What this task involves:
Without including any images, reproduce each entry exactly.

Extracted data entries:
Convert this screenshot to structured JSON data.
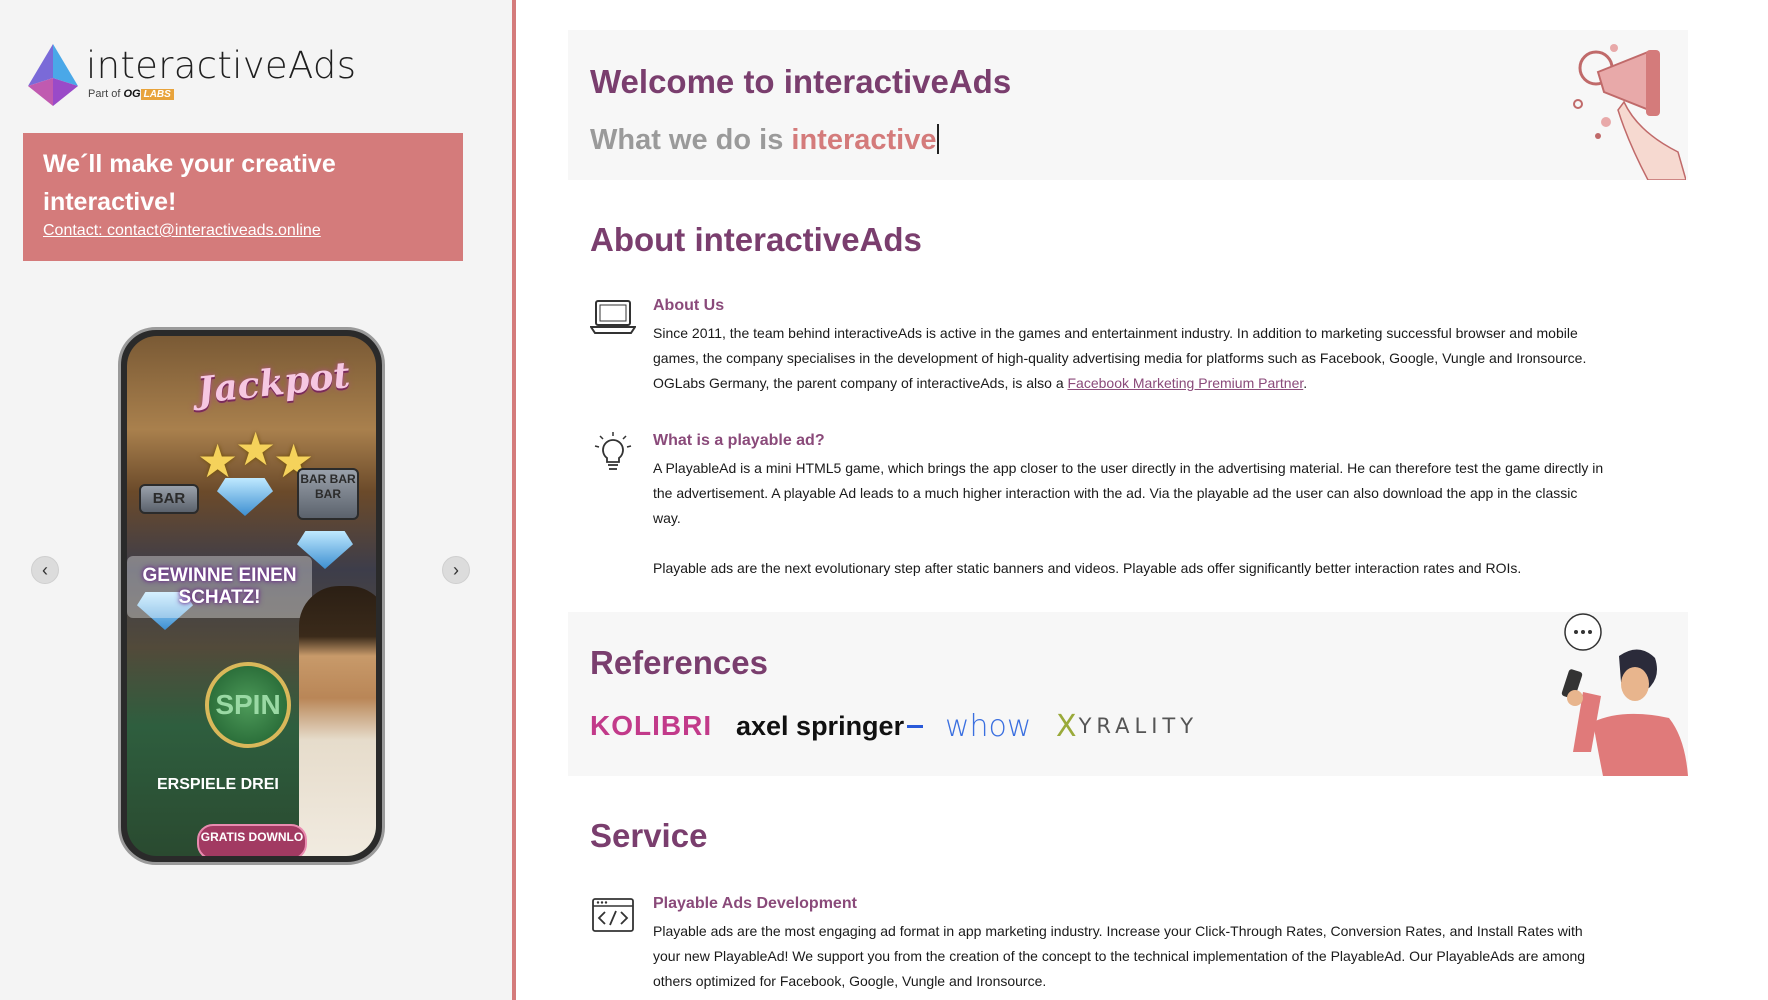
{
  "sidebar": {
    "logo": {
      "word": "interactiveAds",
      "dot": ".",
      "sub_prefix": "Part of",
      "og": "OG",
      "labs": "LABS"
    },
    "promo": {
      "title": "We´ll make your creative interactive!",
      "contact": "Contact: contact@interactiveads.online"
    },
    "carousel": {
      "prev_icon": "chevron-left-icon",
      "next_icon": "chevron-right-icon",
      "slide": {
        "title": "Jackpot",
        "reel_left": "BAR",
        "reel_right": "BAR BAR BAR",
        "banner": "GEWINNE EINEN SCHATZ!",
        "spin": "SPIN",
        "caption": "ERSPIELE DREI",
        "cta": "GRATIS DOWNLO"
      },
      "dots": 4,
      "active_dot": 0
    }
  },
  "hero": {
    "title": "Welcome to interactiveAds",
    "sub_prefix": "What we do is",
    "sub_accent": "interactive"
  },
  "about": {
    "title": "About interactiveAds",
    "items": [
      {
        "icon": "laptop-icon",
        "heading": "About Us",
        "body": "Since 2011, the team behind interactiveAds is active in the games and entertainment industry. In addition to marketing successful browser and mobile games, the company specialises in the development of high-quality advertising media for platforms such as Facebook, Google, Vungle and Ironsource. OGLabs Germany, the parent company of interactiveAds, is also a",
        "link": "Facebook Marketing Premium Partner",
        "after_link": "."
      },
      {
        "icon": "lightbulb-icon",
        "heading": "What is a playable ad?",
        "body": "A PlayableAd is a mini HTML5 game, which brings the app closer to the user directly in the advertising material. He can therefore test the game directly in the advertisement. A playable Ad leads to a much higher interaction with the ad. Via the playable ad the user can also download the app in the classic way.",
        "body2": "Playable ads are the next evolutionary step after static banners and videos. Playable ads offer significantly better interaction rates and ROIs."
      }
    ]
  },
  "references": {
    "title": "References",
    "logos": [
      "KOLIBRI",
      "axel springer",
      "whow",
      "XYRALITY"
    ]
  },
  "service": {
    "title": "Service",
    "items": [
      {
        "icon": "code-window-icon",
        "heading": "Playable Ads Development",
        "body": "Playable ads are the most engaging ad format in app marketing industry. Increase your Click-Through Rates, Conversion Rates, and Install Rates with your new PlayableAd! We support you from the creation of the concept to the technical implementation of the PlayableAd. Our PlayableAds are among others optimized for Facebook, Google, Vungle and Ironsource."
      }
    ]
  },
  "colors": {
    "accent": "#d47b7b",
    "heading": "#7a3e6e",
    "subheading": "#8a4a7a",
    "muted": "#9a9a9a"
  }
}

Final result:
Convert this screenshot to structured JSON data.
{
  "sidebar": {
    "logo": {
      "word": "interactiveAds",
      "dot": ".",
      "sub_prefix": "Part of",
      "og": "OG",
      "labs": "LABS"
    },
    "promo": {
      "title": "We´ll make your creative interactive!",
      "contact": "Contact: contact@interactiveads.online"
    },
    "carousel": {
      "prev_icon": "chevron-left-icon",
      "next_icon": "chevron-right-icon",
      "slide": {
        "title": "Jackpot",
        "reel_left": "BAR",
        "reel_right": "BAR BAR BAR",
        "banner": "GEWINNE EINEN SCHATZ!",
        "spin": "SPIN",
        "caption": "ERSPIELE DREI",
        "cta": "GRATIS DOWNLO"
      },
      "dots": 4,
      "active_dot": 0
    }
  },
  "hero": {
    "title": "Welcome to interactiveAds",
    "sub_prefix": "What we do is",
    "sub_accent": "interactive"
  },
  "about": {
    "title": "About interactiveAds",
    "items": [
      {
        "icon": "laptop-icon",
        "heading": "About Us",
        "body": "Since 2011, the team behind interactiveAds is active in the games and entertainment industry. In addition to marketing successful browser and mobile games, the company specialises in the development of high-quality advertising media for platforms such as Facebook, Google, Vungle and Ironsource. OGLabs Germany, the parent company of interactiveAds, is also a",
        "link": "Facebook Marketing Premium Partner",
        "after_link": "."
      },
      {
        "icon": "lightbulb-icon",
        "heading": "What is a playable ad?",
        "body": "A PlayableAd is a mini HTML5 game, which brings the app closer to the user directly in the advertising material. He can therefore test the game directly in the advertisement. A playable Ad leads to a much higher interaction with the ad. Via the playable ad the user can also download the app in the classic way.",
        "body2": "Playable ads are the next evolutionary step after static banners and videos. Playable ads offer significantly better interaction rates and ROIs."
      }
    ]
  },
  "references": {
    "title": "References",
    "logos": [
      "KOLIBRI",
      "axel springer",
      "whow",
      "XYRALITY"
    ]
  },
  "service": {
    "title": "Service",
    "items": [
      {
        "icon": "code-window-icon",
        "heading": "Playable Ads Development",
        "body": "Playable ads are the most engaging ad format in app marketing industry. Increase your Click-Through Rates, Conversion Rates, and Install Rates with your new PlayableAd! We support you from the creation of the concept to the technical implementation of the PlayableAd. Our PlayableAds are among others optimized for Facebook, Google, Vungle and Ironsource."
      }
    ]
  },
  "colors": {
    "accent": "#d47b7b",
    "heading": "#7a3e6e",
    "subheading": "#8a4a7a",
    "muted": "#9a9a9a"
  }
}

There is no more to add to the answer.